- **Work instructions**
Format each line of the records below as a numbered list, omitting blank lines and leaving the pictures out.

○ ○ ○ ○ ○ ○ ○

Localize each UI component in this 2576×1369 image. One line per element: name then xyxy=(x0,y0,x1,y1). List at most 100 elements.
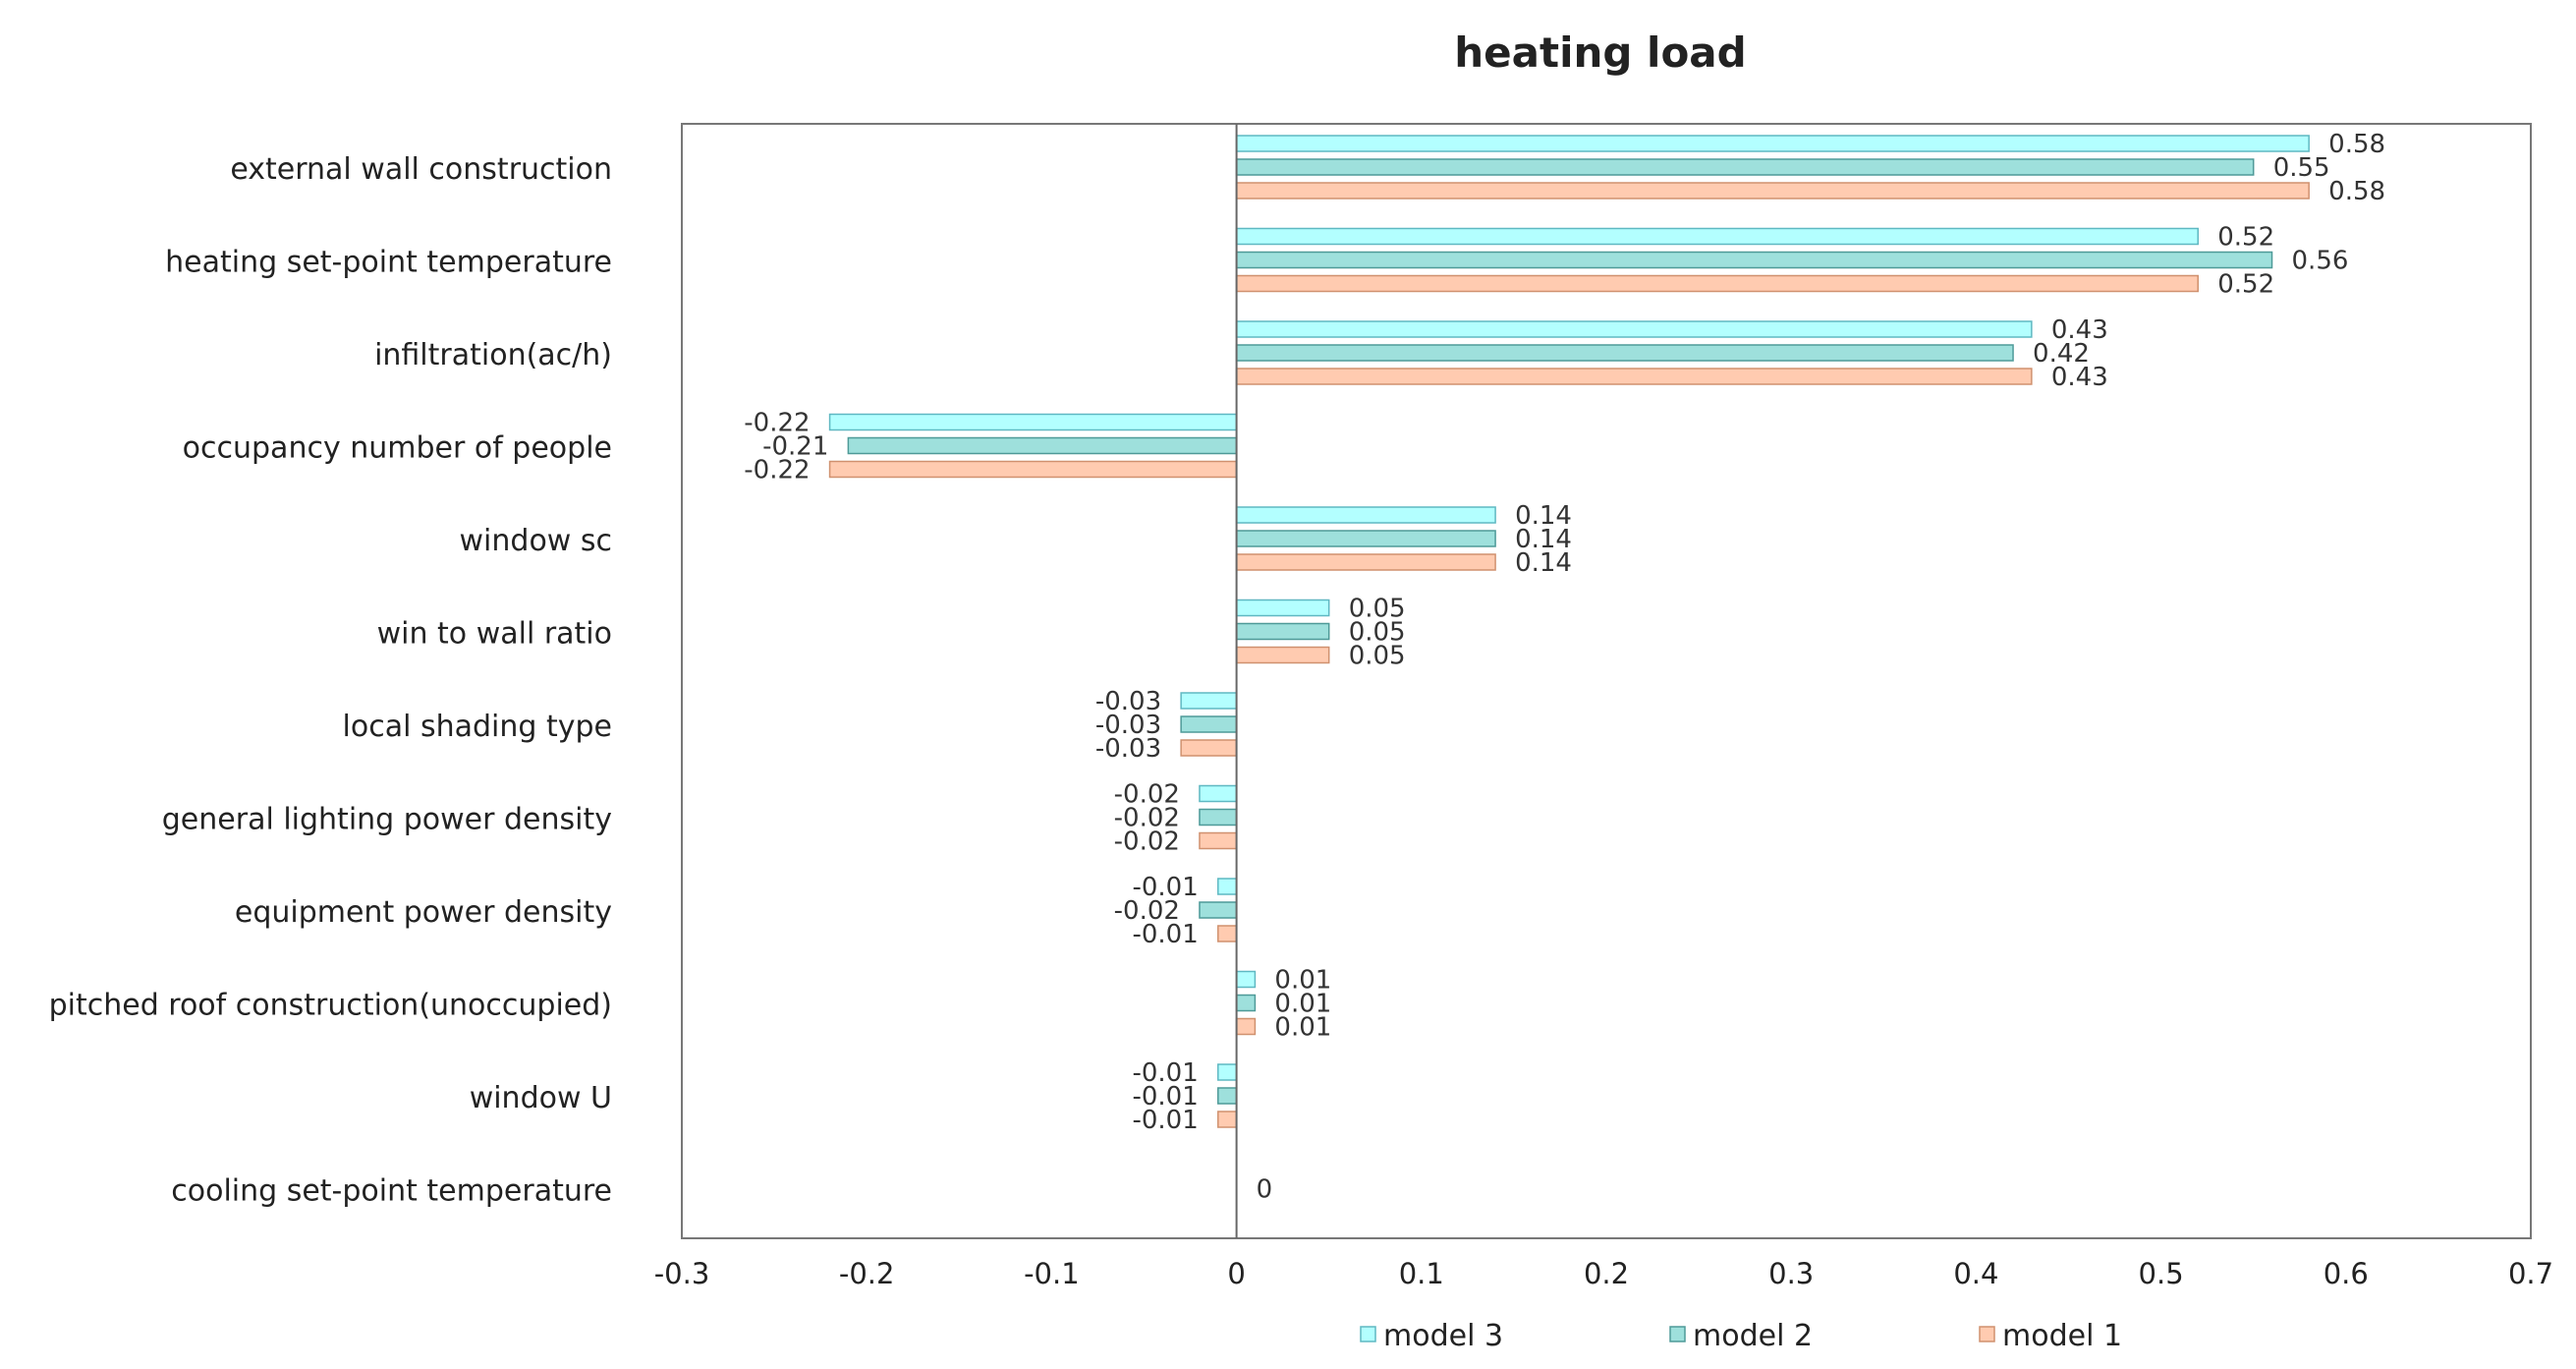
legend-label: model 3 xyxy=(1383,1319,1503,1353)
category-label: infiltration(ac/h) xyxy=(374,338,612,372)
data-label: 0.43 xyxy=(2051,363,2108,392)
data-label: -0.02 xyxy=(1114,780,1180,810)
data-label: -0.21 xyxy=(762,432,828,462)
bar-model-2 xyxy=(1235,344,2014,362)
category-labels-layer: external wall construction heating set-po… xyxy=(49,152,612,1209)
data-label: -0.01 xyxy=(1132,1082,1198,1112)
x-tick-label: -0.1 xyxy=(1024,1257,1080,1290)
x-tick-label: 0.1 xyxy=(1399,1257,1444,1290)
bar-model-1 xyxy=(828,460,1238,479)
bar-model-1 xyxy=(1235,182,2310,200)
bar-model-3 xyxy=(828,413,1238,431)
bar-model-3 xyxy=(1217,1063,1238,1081)
bar-model-2 xyxy=(1235,530,1496,547)
bar-model-3 xyxy=(1235,506,1496,524)
category-label: occupancy number of people xyxy=(183,431,612,466)
data-label: -0.01 xyxy=(1132,1106,1198,1135)
bar-model-1 xyxy=(1217,1111,1238,1128)
data-label: -0.03 xyxy=(1095,687,1161,716)
legend-swatch xyxy=(1360,1326,1376,1342)
bar-model-2 xyxy=(1199,808,1238,827)
category-label: window sc xyxy=(460,524,612,558)
data-label: -0.02 xyxy=(1114,804,1180,833)
data-label: 0.05 xyxy=(1349,618,1406,648)
value-labels-layer: 0.580.550.58 0.52 0.56 0.52 0.430.420.43 -0.2… xyxy=(744,130,2385,1205)
data-label: 0.52 xyxy=(2217,223,2274,253)
data-label: 0.14 xyxy=(1515,548,1572,578)
bar-model-2 xyxy=(847,436,1238,455)
x-tick-label: 0 xyxy=(1227,1257,1245,1290)
bar-model-3 xyxy=(1235,970,1257,989)
bar-model-1 xyxy=(1180,739,1238,757)
category-label: local shading type xyxy=(343,710,612,744)
legend-label: model 2 xyxy=(1693,1319,1813,1353)
category-label: heating set-point temperature xyxy=(165,246,612,280)
category-label: win to wall ratio xyxy=(377,617,612,652)
data-label: -0.22 xyxy=(744,409,810,438)
legend-label: model 1 xyxy=(2002,1319,2122,1353)
data-label: 0.55 xyxy=(2273,153,2330,183)
category-label: cooling set-point temperature xyxy=(171,1174,612,1209)
data-label: -0.01 xyxy=(1132,920,1198,949)
data-label: -0.01 xyxy=(1132,1058,1198,1088)
x-tick-label: -0.3 xyxy=(654,1257,710,1290)
data-label: -0.03 xyxy=(1095,711,1161,740)
data-label: -0.02 xyxy=(1114,896,1180,926)
data-label: 0.01 xyxy=(1274,966,1331,996)
data-label: 0.56 xyxy=(2292,247,2349,276)
data-label: 0.14 xyxy=(1515,525,1572,554)
category-label: pitched roof construction(unoccupied) xyxy=(49,989,612,1023)
bar-model-1 xyxy=(1235,1017,1257,1036)
legend-swatch xyxy=(1669,1326,1686,1342)
data-label: 0.14 xyxy=(1515,501,1572,531)
category-label: general lighting power density xyxy=(162,803,612,837)
bar-model-1 xyxy=(1199,831,1238,850)
chart-title: heating load xyxy=(1454,29,1746,77)
data-label: 0.05 xyxy=(1349,595,1406,624)
data-label: -0.01 xyxy=(1132,873,1198,902)
data-label: 0.58 xyxy=(2328,177,2385,206)
category-label: equipment power density xyxy=(235,895,612,930)
x-axis-tick-labels: -0.3 -0.2 -0.1 0 0.1 0.2 0.3 0.4 0.5 0.6 0.7 xyxy=(654,1257,2553,1290)
bar-model-3 xyxy=(1199,784,1238,803)
data-label: -0.03 xyxy=(1095,734,1161,764)
category-label: external wall construction xyxy=(230,152,612,187)
bar-model-2 xyxy=(1235,622,1330,641)
plot-area-frame xyxy=(681,123,2532,1239)
bar-model-1 xyxy=(1235,646,1330,664)
bar-model-1 xyxy=(1235,553,1496,571)
x-tick-label: 0.6 xyxy=(2324,1257,2369,1290)
data-label: 0.52 xyxy=(2217,270,2274,300)
bar-model-1 xyxy=(1217,925,1238,942)
data-label: -0.02 xyxy=(1114,827,1180,857)
data-label: 0.05 xyxy=(1349,642,1406,671)
bar-model-2 xyxy=(1235,251,2273,269)
bar-model-1 xyxy=(1235,368,2033,385)
data-label: 0.43 xyxy=(2051,315,2108,345)
bar-model-3 xyxy=(1235,135,2310,152)
x-tick-label: 0.5 xyxy=(2139,1257,2184,1290)
x-tick-label: 0.3 xyxy=(1768,1257,1814,1290)
bar-model-2 xyxy=(1235,158,2255,176)
data-label: 0 xyxy=(1257,1175,1273,1205)
bar-model-1 xyxy=(1235,274,2199,293)
bar-model-2 xyxy=(1180,715,1238,733)
data-label: 0.58 xyxy=(2328,130,2385,159)
data-label: -0.22 xyxy=(744,456,810,485)
bar-model-2 xyxy=(1199,901,1238,919)
x-tick-label: 0.7 xyxy=(2508,1257,2553,1290)
bar-model-3 xyxy=(1217,878,1238,895)
category-label: window U xyxy=(470,1081,612,1115)
bars-layer xyxy=(828,135,2310,1128)
x-tick-label: 0.2 xyxy=(1584,1257,1629,1290)
data-label: 0.01 xyxy=(1274,990,1331,1019)
x-tick-label: 0.4 xyxy=(1953,1257,1998,1290)
data-label: 0.01 xyxy=(1274,1013,1331,1043)
x-tick-label: -0.2 xyxy=(839,1257,895,1290)
bar-model-3 xyxy=(1235,599,1330,617)
legend-swatch xyxy=(1979,1326,1995,1342)
data-label: 0.42 xyxy=(2033,339,2090,369)
bar-model-3 xyxy=(1235,320,2033,338)
bar-model-3 xyxy=(1235,227,2199,246)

○ ○ ○ ○ ○ ○ ○

- **Task answer**
1. Localize each UI component in this 2576×1369 image. One line per element: name then xyxy=(x0,y0,x1,y1). List at most 100 elements.
2. legend-label: model 3 xyxy=(1383,1319,1503,1353)
3. category-label: infiltration(ac/h) xyxy=(374,338,612,372)
4. data-label: 0.43 xyxy=(2051,363,2108,392)
5. data-label: -0.02 xyxy=(1114,780,1180,810)
6. data-label: -0.21 xyxy=(762,432,828,462)
7. bar-model-2 xyxy=(1235,344,2014,362)
8. category-labels-layer: external wall construction heating set-po… xyxy=(49,152,612,1209)
9. data-label: -0.01 xyxy=(1132,1082,1198,1112)
10. x-tick-label: -0.1 xyxy=(1024,1257,1080,1290)
11. x-tick-label: 0.1 xyxy=(1399,1257,1444,1290)
12. bar-model-1 xyxy=(828,460,1238,479)
13. bar-model-1 xyxy=(1235,182,2310,200)
14. bar-model-3 xyxy=(828,413,1238,431)
15. bar-model-3 xyxy=(1217,1063,1238,1081)
16. bar-model-2 xyxy=(1235,530,1496,547)
17. bar-model-3 xyxy=(1235,506,1496,524)
18. category-label: occupancy number of people xyxy=(183,431,612,466)
19. data-label: -0.01 xyxy=(1132,1106,1198,1135)
20. bar-model-1 xyxy=(1217,1111,1238,1128)
21. data-label: -0.03 xyxy=(1095,687,1161,716)
22. legend-swatch xyxy=(1360,1326,1376,1342)
23. bar-model-2 xyxy=(1199,808,1238,827)
24. category-label: window sc xyxy=(460,524,612,558)
25. data-label: -0.02 xyxy=(1114,804,1180,833)
26. data-label: 0.05 xyxy=(1349,618,1406,648)
27. value-labels-layer: 0.580.550.58 0.52 0.56 0.52 0.430.420.43 -0.2… xyxy=(744,130,2385,1205)
28. data-label: 0.52 xyxy=(2217,223,2274,253)
29. data-label: 0.14 xyxy=(1515,548,1572,578)
30. bar-model-2 xyxy=(847,436,1238,455)
31. x-tick-label: 0 xyxy=(1227,1257,1245,1290)
32. bar-model-3 xyxy=(1235,970,1257,989)
33. bar-model-1 xyxy=(1180,739,1238,757)
34. category-label: local shading type xyxy=(343,710,612,744)
35. legend-label: model 2 xyxy=(1693,1319,1813,1353)
36. category-label: heating set-point temperature xyxy=(165,246,612,280)
37. category-label: win to wall ratio xyxy=(377,617,612,652)
38. data-label: -0.22 xyxy=(744,409,810,438)
39. legend-label: model 1 xyxy=(2002,1319,2122,1353)
40. data-label: 0.55 xyxy=(2273,153,2330,183)
41. category-label: cooling set-point temperature xyxy=(171,1174,612,1209)
42. data-label: -0.01 xyxy=(1132,920,1198,949)
43. data-label: -0.01 xyxy=(1132,1058,1198,1088)
44. x-tick-label: -0.3 xyxy=(654,1257,710,1290)
45. data-label: -0.03 xyxy=(1095,711,1161,740)
46. data-label: -0.02 xyxy=(1114,896,1180,926)
47. data-label: 0.01 xyxy=(1274,966,1331,996)
48. data-label: 0.56 xyxy=(2292,247,2349,276)
49. data-label: 0.14 xyxy=(1515,525,1572,554)
50. category-label: pitched roof construction(unoccupied) xyxy=(49,989,612,1023)
51. bar-model-1 xyxy=(1235,1017,1257,1036)
52. legend-swatch xyxy=(1669,1326,1686,1342)
53. data-label: 0.14 xyxy=(1515,501,1572,531)
54. category-label: general lighting power density xyxy=(162,803,612,837)
55. bar-model-1 xyxy=(1199,831,1238,850)
56. chart-title: heating load xyxy=(1454,29,1746,77)
57. data-label: 0.05 xyxy=(1349,595,1406,624)
58. data-label: -0.01 xyxy=(1132,873,1198,902)
59. data-label: 0.58 xyxy=(2328,177,2385,206)
60. category-label: equipment power density xyxy=(235,895,612,930)
61. x-axis-tick-labels: -0.3 -0.2 -0.1 0 0.1 0.2 0.3 0.4 0.5 0.6 0.7 xyxy=(654,1257,2553,1290)
62. bar-model-3 xyxy=(1199,784,1238,803)
63. data-label: -0.03 xyxy=(1095,734,1161,764)
64. category-label: external wall construction xyxy=(230,152,612,187)
65. bar-model-2 xyxy=(1235,622,1330,641)
66. plot-area-frame xyxy=(681,123,2532,1239)
67. bar-model-1 xyxy=(1235,646,1330,664)
68. bar-model-1 xyxy=(1235,553,1496,571)
69. x-tick-label: 0.6 xyxy=(2324,1257,2369,1290)
70. data-label: 0.52 xyxy=(2217,270,2274,300)
71. bar-model-1 xyxy=(1217,925,1238,942)
72. data-label: -0.02 xyxy=(1114,827,1180,857)
73. data-label: 0.05 xyxy=(1349,642,1406,671)
74. bar-model-2 xyxy=(1235,251,2273,269)
75. bar-model-1 xyxy=(1235,368,2033,385)
76. data-label: 0.43 xyxy=(2051,315,2108,345)
77. bar-model-3 xyxy=(1235,135,2310,152)
78. x-tick-label: 0.5 xyxy=(2139,1257,2184,1290)
79. x-tick-label: 0.3 xyxy=(1768,1257,1814,1290)
80. bar-model-2 xyxy=(1235,158,2255,176)
81. data-label: 0 xyxy=(1257,1175,1273,1205)
82. bar-model-1 xyxy=(1235,274,2199,293)
83. bar-model-2 xyxy=(1180,715,1238,733)
84. data-label: 0.58 xyxy=(2328,130,2385,159)
85. data-label: -0.22 xyxy=(744,456,810,485)
86. bar-model-2 xyxy=(1199,901,1238,919)
87. x-tick-label: 0.7 xyxy=(2508,1257,2553,1290)
88. bar-model-3 xyxy=(1217,878,1238,895)
89. category-label: window U xyxy=(470,1081,612,1115)
90. bars-layer xyxy=(828,135,2310,1128)
91. x-tick-label: 0.2 xyxy=(1584,1257,1629,1290)
92. data-label: 0.01 xyxy=(1274,990,1331,1019)
93. x-tick-label: 0.4 xyxy=(1953,1257,1998,1290)
94. data-label: 0.01 xyxy=(1274,1013,1331,1043)
95. x-tick-label: -0.2 xyxy=(839,1257,895,1290)
96. bar-model-3 xyxy=(1235,599,1330,617)
97. legend-swatch xyxy=(1979,1326,1995,1342)
98. data-label: 0.42 xyxy=(2033,339,2090,369)
99. bar-model-3 xyxy=(1235,320,2033,338)
100. bar-model-3 xyxy=(1235,227,2199,246)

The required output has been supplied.